§ What you are asked to do: Set down all of the data exactly as it appears.

§ Data records:
──────

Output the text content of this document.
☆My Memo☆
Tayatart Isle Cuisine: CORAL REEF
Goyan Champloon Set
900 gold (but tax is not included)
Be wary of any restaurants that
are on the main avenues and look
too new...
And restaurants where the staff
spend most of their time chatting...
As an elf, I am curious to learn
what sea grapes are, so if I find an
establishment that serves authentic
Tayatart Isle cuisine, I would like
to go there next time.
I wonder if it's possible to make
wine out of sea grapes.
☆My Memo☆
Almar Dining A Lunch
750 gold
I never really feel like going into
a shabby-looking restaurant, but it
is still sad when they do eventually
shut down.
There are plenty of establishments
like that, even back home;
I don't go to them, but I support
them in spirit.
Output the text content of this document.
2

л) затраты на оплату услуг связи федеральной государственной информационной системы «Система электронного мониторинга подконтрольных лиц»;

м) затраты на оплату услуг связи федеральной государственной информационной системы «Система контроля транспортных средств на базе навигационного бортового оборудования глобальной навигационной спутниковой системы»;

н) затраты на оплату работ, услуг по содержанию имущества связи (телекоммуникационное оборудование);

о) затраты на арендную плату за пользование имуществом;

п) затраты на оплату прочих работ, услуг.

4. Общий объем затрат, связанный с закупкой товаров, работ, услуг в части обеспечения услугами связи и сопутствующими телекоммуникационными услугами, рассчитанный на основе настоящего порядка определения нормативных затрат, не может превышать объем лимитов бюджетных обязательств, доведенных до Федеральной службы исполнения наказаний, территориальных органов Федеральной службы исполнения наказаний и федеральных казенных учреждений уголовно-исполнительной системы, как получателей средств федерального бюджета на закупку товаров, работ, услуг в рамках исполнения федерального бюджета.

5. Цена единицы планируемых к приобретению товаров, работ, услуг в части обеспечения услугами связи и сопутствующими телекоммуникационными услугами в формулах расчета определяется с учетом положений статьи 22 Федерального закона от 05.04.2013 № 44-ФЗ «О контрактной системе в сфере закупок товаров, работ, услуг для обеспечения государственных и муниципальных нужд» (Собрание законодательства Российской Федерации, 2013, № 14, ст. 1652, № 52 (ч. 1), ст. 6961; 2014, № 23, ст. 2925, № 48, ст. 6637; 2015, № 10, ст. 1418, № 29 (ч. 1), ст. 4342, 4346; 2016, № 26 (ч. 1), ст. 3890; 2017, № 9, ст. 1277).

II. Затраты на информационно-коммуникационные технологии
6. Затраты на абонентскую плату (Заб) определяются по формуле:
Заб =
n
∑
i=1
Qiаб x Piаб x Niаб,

──────

§ Task solution:
Output the text content of this document.
☆My Memo☆
Tayatart Isle Cuisine: CORAL REEF
Goyan Champloon Set
900 gold (but tax is not included)
Be wary of any restaurants that
are on the main avenues and look
too new...
And restaurants where the staff
spend most of their time chatting...
As an elf, I am curious to learn
what sea grapes are, so if I find an
establishment that serves authentic
Tayatart Isle cuisine, I would like
to go there next time.
I wonder if it's possible to make
wine out of sea grapes.
☆My Memo☆
Almar Dining A Lunch
750 gold
I never really feel like going into
a shabby-looking restaurant, but it
is still sad when they do eventually
shut down.
There are plenty of establishments
like that, even back home;
I don't go to them, but I support
them in spirit.
Output the text content of this document.
2

л) затраты на оплату услуг связи федеральной государственной информационной системы «Система электронного мониторинга подконтрольных лиц»;

м) затраты на оплату услуг связи федеральной государственной информационной системы «Система контроля транспортных средств на базе навигационного бортового оборудования глобальной навигационной спутниковой системы»;

н) затраты на оплату работ, услуг по содержанию имущества связи (телекоммуникационное оборудование);

о) затраты на арендную плату за пользование имуществом;

п) затраты на оплату прочих работ, услуг.

4. Общий объем затрат, связанный с закупкой товаров, работ, услуг в части обеспечения услугами связи и сопутствующими телекоммуникационными услугами, рассчитанный на основе настоящего порядка определения нормативных затрат, не может превышать объем лимитов бюджетных обязательств, доведенных до Федеральной службы исполнения наказаний, территориальных органов Федеральной службы исполнения наказаний и федеральных казенных учреждений уголовно-исполнительной системы, как получателей средств федерального бюджета на закупку товаров, работ, услуг в рамках исполнения федерального бюджета.

5. Цена единицы планируемых к приобретению товаров, работ, услуг в части обеспечения услугами связи и сопутствующими телекоммуникационными услугами в формулах расчета определяется с учетом положений статьи 22 Федерального закона от 05.04.2013 № 44-ФЗ «О контрактной системе в сфере закупок товаров, работ, услуг для обеспечения государственных и муниципальных нужд» (Собрание законодательства Российской Федерации, 2013, № 14, ст. 1652, № 52 (ч. 1), ст. 6961; 2014, № 23, ст. 2925, № 48, ст. 6637; 2015, № 10, ст. 1418, № 29 (ч. 1), ст. 4342, 4346; 2016, № 26 (ч. 1), ст. 3890; 2017, № 9, ст. 1277).

II. Затраты на информационно-коммуникационные технологии
6. Затраты на абонентскую плату (Заб) определяются по формуле:
Заб =
n
∑
i=1
Qiаб x Piаб x Niаб,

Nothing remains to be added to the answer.